▶ **Trecho**:
Jorge Adelar Finatto

La doma. JM Blanes, 1875* photo: jfinatto.
 
A visita ao Museo Nacional de Artes Visuales, em Montevideo, foi o ponto de partida para travar conhecimento com alguns dos principais artistas plásticos uruguaios.

Além de Carlos Federico Sáez, de que tratei em artigo anterior, tive oportunidade de ver de perto outros como Pedro Figari e Juan Manuel Blanes (1830-1901). Um belo achado.
 
Olhemos agora, mesmo que superficialmente, o trabalho de Blanes. Os traços, a modulação das cores, a composição, os motivos, todos esses elementos são originais na mão do artista e evidenciam alto refinamento construtivo. O pintor atingiu tal excelência em sua arte que facilmente podemos dar-lhe o título de mestre. De fato, influenciou muitos dentro e fora do Uruguai.

Entre suas telas, várias evocam cenas da vida dos gaúchos no campo. Há, também, aquelas em que a denúncia se faz presente, como na que mostra o massacre da Guerra da Tríplice Aliança, na qual Brasil, Argentina e Uruguai combateram e arruinaram, com apoio inglês, o Paraguai. Nela vemos uma mulher (La paraguaya) olhando desolada um cenário de devastação.

▶ **Conjunto de dados**:

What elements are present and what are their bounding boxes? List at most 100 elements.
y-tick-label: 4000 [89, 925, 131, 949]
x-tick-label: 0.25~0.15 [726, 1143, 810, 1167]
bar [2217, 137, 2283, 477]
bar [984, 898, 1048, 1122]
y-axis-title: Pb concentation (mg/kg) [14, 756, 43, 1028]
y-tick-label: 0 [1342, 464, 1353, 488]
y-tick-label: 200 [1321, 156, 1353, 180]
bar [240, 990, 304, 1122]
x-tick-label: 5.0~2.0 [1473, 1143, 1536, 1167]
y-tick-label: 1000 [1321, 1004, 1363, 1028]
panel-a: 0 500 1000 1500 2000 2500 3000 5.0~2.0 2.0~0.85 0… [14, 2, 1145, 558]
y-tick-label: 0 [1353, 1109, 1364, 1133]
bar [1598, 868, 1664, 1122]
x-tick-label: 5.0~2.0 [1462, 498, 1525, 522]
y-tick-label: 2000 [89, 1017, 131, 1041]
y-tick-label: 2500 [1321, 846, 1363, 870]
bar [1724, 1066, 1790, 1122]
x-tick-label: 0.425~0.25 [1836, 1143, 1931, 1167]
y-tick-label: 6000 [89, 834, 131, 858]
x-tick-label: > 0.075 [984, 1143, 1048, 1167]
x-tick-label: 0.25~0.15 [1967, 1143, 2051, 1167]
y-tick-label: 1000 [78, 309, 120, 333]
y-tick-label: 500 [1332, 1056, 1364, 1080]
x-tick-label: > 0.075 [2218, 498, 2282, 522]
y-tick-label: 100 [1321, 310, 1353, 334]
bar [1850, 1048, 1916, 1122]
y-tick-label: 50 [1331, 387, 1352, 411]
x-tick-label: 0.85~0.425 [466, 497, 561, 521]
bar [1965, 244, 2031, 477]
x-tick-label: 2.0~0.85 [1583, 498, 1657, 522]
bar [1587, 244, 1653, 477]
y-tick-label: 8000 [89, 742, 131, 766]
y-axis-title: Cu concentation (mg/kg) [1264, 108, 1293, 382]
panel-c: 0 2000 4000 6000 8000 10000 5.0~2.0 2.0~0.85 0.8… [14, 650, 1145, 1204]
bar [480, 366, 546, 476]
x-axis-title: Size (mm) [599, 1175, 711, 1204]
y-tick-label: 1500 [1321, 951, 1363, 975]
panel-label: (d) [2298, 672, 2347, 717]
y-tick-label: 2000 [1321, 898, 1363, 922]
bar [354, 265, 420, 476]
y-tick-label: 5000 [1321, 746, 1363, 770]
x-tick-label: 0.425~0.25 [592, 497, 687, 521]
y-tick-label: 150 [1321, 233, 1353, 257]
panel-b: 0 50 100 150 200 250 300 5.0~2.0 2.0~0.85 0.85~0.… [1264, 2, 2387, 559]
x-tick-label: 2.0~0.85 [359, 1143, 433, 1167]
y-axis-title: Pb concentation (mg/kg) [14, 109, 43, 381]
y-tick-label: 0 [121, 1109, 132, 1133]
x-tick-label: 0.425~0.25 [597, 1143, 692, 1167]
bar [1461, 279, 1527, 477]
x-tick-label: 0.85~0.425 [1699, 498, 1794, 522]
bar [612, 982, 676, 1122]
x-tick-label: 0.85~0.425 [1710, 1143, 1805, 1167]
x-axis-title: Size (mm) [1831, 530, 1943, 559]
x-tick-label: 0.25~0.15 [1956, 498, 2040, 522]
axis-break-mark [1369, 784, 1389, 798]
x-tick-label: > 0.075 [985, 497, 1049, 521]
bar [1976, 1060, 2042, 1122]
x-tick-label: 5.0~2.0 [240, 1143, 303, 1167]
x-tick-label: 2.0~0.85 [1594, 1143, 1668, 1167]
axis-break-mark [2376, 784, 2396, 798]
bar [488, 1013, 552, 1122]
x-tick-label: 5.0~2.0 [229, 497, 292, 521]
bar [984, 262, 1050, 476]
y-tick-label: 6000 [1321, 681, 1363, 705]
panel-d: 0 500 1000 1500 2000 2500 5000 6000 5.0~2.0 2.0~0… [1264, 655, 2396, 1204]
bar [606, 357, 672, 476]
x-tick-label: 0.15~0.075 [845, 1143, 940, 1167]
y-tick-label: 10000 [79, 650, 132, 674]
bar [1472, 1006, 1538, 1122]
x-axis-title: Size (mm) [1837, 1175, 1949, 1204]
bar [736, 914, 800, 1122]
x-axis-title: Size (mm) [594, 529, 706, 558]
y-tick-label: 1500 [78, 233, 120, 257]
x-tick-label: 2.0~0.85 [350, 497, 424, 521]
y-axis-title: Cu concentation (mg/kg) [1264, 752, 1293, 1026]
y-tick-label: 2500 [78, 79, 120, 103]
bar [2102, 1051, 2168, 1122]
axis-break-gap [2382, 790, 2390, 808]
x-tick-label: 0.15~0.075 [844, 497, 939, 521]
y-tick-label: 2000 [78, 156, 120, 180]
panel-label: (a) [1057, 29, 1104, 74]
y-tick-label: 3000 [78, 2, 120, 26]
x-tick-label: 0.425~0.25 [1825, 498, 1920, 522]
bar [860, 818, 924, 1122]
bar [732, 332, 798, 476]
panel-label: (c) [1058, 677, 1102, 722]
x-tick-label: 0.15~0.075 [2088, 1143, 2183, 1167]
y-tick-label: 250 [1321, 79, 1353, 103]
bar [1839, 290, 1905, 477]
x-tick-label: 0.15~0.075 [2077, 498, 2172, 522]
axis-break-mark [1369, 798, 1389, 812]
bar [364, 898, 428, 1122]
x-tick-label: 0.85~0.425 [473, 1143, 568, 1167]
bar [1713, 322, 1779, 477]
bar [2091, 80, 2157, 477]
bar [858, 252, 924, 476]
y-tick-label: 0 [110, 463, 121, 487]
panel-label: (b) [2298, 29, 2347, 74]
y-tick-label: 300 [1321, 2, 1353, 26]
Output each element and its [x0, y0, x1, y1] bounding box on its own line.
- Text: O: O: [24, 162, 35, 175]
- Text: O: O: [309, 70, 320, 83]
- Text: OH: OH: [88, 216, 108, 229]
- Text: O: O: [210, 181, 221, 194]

▶ **Tarefa 1**: Copie do trecho sobre Juan Manuel Blanes a passagem que começa em "Olhemos agora, mesmo" e termina em "fora do Uruguai.".
▶ **Tarefa 2**: Liste todos os artistas plásticos uruguaios que o trecho sobre Blanes menciona pelo nome.
▶ **Tarefa 3**: Segundo o trecho sobre Blanes, qual museu foi o ponto de partida para conhecer artistas plásticos uruguaios, e em que cidade ele fica?

▶ **Resposta escrita 1**:
Olhemos agora, mesmo que superficialmente, o trabalho de Blanes. Os traços, a modulação das cores, a composição, os motivos, todos esses elementos são originais na mão do artista e evidenciam alto refinamento construtivo. O pintor atingiu tal excelência em sua arte que facilmente podemos dar-lhe o título de mestre. De fato, influenciou muitos dentro e fora do Uruguai.

▶ **Resposta escrita 2**: Carlos Federico Sáez, Pedro Figari e Juan Manuel Blanes.

▶ **Resposta escrita 3**: O Museo Nacional de Artes Visuales, em Montevideo.